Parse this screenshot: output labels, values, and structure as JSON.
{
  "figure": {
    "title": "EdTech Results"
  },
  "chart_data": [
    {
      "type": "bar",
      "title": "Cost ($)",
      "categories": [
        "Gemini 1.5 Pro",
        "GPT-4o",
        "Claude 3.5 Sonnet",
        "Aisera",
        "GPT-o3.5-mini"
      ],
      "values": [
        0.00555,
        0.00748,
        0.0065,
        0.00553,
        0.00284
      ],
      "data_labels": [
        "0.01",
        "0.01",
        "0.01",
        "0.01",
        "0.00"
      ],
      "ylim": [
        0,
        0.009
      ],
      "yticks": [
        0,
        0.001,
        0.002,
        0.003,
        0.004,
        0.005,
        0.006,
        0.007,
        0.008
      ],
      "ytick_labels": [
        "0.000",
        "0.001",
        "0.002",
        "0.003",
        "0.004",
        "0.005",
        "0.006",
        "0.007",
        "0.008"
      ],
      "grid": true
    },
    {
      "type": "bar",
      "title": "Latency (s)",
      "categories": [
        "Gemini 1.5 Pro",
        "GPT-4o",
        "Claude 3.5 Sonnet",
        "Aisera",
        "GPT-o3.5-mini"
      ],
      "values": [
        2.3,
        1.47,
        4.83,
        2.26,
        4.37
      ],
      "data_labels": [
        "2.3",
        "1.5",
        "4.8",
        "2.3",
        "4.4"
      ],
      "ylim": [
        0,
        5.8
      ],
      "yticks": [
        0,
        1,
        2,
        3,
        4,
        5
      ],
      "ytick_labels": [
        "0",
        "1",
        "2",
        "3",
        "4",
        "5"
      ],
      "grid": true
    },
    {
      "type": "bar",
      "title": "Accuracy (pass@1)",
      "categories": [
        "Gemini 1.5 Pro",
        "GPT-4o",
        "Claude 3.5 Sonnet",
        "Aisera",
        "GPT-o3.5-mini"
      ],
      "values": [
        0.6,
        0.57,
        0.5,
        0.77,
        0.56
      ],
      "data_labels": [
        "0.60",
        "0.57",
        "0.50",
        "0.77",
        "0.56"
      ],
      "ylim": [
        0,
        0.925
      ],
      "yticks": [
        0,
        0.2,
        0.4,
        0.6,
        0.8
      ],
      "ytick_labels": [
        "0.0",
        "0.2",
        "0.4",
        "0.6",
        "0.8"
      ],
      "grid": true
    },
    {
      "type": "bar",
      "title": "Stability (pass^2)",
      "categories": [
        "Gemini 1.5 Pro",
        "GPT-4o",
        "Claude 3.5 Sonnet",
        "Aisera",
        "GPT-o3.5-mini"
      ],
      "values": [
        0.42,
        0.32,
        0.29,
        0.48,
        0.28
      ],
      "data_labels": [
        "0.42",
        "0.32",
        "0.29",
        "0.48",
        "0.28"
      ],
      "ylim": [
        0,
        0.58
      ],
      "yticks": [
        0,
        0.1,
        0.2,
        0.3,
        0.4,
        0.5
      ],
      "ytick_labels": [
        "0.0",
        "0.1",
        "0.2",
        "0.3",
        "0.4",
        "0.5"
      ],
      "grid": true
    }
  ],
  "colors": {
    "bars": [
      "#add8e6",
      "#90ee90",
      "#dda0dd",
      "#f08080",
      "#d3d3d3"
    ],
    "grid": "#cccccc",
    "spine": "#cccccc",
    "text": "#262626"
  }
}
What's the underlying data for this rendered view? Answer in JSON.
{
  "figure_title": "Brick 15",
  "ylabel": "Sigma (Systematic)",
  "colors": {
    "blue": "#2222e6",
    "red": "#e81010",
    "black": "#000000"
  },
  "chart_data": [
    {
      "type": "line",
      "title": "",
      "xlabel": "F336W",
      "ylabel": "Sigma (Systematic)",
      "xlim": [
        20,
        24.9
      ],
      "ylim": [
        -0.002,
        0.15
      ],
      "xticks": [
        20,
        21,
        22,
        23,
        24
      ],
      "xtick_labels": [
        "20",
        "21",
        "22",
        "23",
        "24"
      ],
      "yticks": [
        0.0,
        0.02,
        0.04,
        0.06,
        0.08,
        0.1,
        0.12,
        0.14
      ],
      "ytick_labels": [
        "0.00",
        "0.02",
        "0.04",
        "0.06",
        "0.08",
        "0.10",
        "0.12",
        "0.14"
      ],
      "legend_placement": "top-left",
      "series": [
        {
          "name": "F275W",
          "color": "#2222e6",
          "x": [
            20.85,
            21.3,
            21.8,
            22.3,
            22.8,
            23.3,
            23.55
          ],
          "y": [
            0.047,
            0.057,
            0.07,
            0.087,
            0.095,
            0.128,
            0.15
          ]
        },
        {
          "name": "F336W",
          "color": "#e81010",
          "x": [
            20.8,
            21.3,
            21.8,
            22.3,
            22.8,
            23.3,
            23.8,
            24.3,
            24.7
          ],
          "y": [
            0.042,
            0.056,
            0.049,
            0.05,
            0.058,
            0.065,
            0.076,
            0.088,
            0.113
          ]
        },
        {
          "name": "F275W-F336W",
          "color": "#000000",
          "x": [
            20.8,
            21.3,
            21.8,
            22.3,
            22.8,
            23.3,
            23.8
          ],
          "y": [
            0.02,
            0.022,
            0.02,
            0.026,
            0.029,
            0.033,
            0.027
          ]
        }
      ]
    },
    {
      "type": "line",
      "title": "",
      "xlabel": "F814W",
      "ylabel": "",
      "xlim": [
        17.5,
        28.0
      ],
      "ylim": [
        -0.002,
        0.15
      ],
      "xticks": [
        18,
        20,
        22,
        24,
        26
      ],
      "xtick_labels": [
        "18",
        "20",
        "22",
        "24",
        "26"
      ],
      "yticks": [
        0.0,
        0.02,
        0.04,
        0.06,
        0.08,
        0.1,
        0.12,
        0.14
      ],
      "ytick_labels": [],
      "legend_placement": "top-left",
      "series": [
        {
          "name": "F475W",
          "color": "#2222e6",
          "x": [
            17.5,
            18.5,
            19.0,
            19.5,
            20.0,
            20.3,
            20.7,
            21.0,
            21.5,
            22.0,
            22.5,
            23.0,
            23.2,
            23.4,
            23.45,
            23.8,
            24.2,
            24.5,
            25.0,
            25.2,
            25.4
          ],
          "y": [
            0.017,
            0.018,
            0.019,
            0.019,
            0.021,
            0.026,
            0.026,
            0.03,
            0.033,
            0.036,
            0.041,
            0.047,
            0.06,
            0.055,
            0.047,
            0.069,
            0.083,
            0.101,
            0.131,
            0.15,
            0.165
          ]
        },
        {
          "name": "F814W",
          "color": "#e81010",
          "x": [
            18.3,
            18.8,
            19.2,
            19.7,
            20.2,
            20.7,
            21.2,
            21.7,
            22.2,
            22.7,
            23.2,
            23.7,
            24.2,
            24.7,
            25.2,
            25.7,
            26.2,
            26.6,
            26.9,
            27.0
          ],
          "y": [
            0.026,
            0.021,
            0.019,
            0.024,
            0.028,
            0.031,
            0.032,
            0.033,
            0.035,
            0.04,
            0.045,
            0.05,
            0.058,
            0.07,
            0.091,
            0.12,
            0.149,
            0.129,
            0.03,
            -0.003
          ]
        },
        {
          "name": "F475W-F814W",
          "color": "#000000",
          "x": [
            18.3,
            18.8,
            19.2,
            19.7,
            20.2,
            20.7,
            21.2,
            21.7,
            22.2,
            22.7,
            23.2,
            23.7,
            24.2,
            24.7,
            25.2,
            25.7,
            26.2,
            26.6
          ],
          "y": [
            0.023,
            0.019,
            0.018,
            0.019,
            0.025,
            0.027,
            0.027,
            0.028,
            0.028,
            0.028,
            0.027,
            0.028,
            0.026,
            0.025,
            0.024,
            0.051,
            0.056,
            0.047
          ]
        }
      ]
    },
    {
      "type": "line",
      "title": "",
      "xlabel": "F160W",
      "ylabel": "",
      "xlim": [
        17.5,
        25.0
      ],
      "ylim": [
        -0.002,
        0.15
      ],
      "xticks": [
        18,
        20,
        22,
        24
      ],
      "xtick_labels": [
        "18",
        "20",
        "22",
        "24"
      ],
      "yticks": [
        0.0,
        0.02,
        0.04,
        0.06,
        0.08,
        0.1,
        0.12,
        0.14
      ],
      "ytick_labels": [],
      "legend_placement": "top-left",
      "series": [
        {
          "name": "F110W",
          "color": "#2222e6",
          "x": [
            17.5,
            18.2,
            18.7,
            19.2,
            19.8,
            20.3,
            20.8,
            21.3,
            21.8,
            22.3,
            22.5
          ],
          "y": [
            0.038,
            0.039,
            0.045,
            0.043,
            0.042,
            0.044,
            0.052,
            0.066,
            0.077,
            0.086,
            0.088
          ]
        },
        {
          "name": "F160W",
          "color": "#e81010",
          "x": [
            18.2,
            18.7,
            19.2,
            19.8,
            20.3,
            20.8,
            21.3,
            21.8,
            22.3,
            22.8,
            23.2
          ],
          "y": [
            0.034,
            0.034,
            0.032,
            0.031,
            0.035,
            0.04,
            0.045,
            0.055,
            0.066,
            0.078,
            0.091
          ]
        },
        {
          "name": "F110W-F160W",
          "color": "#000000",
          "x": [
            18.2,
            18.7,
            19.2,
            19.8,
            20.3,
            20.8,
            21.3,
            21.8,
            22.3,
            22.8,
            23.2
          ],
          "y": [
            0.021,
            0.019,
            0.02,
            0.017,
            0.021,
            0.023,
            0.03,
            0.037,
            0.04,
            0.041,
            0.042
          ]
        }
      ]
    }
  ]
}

##############################

— DESCRIPTION OF THE TASK —
Look through the entries above for the word "Systematic". Copy every line where it shows up.

— FINAL ANSWER —
  "ylabel": "Sigma (Systematic)",
      "ylabel": "Sigma (Systematic)",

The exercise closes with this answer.